### TASK DIRECTIONS
Your task is to return the span of lines beginning at the one with "Extract all readable text from this page." and ending at the last line of the data, exactly as it stands.

### TASK INPUTS
● ● ●

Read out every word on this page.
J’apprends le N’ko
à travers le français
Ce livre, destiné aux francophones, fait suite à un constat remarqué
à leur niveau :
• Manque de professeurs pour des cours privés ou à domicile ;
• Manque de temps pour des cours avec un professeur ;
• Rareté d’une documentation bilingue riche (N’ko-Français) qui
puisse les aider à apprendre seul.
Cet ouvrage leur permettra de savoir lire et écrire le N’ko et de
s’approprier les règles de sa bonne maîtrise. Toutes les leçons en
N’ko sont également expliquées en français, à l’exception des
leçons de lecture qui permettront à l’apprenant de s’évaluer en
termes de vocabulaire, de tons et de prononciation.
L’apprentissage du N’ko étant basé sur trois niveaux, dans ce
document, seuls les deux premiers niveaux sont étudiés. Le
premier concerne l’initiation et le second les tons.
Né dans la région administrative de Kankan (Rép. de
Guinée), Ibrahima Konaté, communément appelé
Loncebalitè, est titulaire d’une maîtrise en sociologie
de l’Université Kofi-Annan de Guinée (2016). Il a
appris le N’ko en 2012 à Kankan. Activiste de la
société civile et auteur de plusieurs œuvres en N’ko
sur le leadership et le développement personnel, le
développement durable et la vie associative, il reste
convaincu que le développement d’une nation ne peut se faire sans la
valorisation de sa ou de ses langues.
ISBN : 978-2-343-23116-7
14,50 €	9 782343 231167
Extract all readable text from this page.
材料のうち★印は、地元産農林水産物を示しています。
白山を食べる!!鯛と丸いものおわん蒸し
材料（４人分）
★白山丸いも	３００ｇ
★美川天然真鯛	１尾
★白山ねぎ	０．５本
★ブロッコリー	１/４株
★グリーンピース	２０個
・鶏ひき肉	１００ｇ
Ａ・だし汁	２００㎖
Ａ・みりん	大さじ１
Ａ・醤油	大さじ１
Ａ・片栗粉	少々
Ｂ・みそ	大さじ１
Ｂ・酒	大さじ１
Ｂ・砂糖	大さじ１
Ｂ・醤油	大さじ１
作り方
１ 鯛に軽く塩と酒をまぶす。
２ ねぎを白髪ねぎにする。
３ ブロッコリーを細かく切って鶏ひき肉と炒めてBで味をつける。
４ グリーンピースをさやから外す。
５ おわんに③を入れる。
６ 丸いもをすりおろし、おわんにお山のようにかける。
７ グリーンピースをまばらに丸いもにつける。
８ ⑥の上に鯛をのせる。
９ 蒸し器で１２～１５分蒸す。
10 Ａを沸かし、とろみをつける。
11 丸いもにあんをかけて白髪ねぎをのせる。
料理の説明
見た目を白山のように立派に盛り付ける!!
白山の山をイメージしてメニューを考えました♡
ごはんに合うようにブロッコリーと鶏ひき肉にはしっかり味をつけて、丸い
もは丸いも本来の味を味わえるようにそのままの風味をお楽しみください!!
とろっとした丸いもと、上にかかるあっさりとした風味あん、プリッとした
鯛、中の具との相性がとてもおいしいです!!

● ● ●

### WRITTEN ANSWER
Extract all readable text from this page.
材料のうち★印は、地元産農林水産物を示しています。
白山を食べる!!鯛と丸いものおわん蒸し
材料（４人分）
★白山丸いも	３００ｇ
★美川天然真鯛	１尾
★白山ねぎ	０．５本
★ブロッコリー	１/４株
★グリーンピース	２０個
・鶏ひき肉	１００ｇ
Ａ・だし汁	２００㎖
Ａ・みりん	大さじ１
Ａ・醤油	大さじ１
Ａ・片栗粉	少々
Ｂ・みそ	大さじ１
Ｂ・酒	大さじ１
Ｂ・砂糖	大さじ１
Ｂ・醤油	大さじ１
作り方
１ 鯛に軽く塩と酒をまぶす。
２ ねぎを白髪ねぎにする。
３ ブロッコリーを細かく切って鶏ひき肉と炒めてBで味をつける。
４ グリーンピースをさやから外す。
５ おわんに③を入れる。
６ 丸いもをすりおろし、おわんにお山のようにかける。
７ グリーンピースをまばらに丸いもにつける。
８ ⑥の上に鯛をのせる。
９ 蒸し器で１２～１５分蒸す。
10 Ａを沸かし、とろみをつける。
11 丸いもにあんをかけて白髪ねぎをのせる。
料理の説明
見た目を白山のように立派に盛り付ける!!
白山の山をイメージしてメニューを考えました♡
ごはんに合うようにブロッコリーと鶏ひき肉にはしっかり味をつけて、丸い
もは丸いも本来の味を味わえるようにそのままの風味をお楽しみください!!
とろっとした丸いもと、上にかかるあっさりとした風味あん、プリッとした
鯛、中の具との相性がとてもおいしいです!!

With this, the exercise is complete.